◆ Task objective ◆
Filter the data below for the string "across" and copy each matching line.

◆ Extracted material ◆
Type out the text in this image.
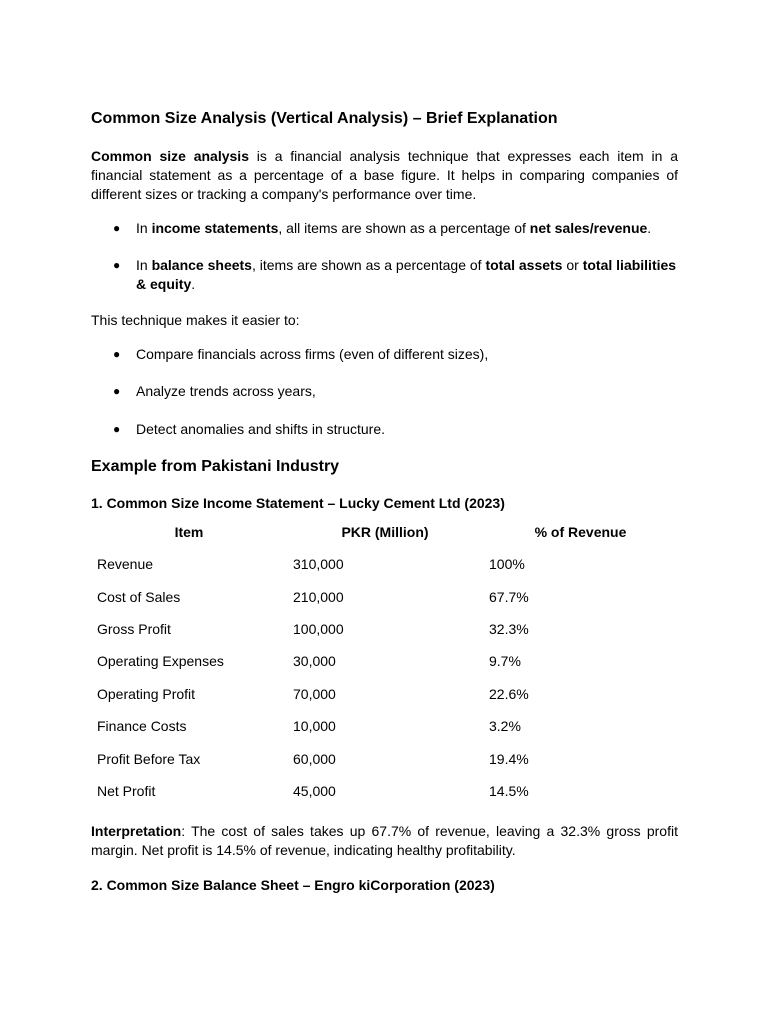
Common Size Analysis (Vertical Analysis) – Brief Explanation
Common size analysis is a financial analysis technique that expresses each item in a financial statement as a percentage of a base figure. It helps in comparing companies of different sizes or tracking a company's performance over time.
● In income statements, all items are shown as a percentage of net sales/revenue.
● In balance sheets, items are shown as a percentage of total assets or total liabilities & equity.
This technique makes it easier to:
● Compare financials across firms (even of different sizes),
● Analyze trends across years,
● Detect anomalies and shifts in structure.
Example from Pakistani Industry
1. Common Size Income Statement – Lucky Cement Ltd (2023)
Item	PKR (Million)	% of Revenue
Revenue	310,000	100%
Cost of Sales	210,000	67.7%
Gross Profit	100,000	32.3%
Operating Expenses	30,000	9.7%
Operating Profit	70,000	22.6%
Finance Costs	10,000	3.2%
Profit Before Tax	60,000	19.4%
Net Profit	45,000	14.5%
Interpretation: The cost of sales takes up 67.7% of revenue, leaving a 32.3% gross profit margin. Net profit is 14.5% of revenue, indicating healthy profitability.
2. Common Size Balance Sheet – Engro kiCorporation (2023)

◆ Solution to this task ◆
● Compare financials across firms (even of different sizes),
● Analyze trends across years,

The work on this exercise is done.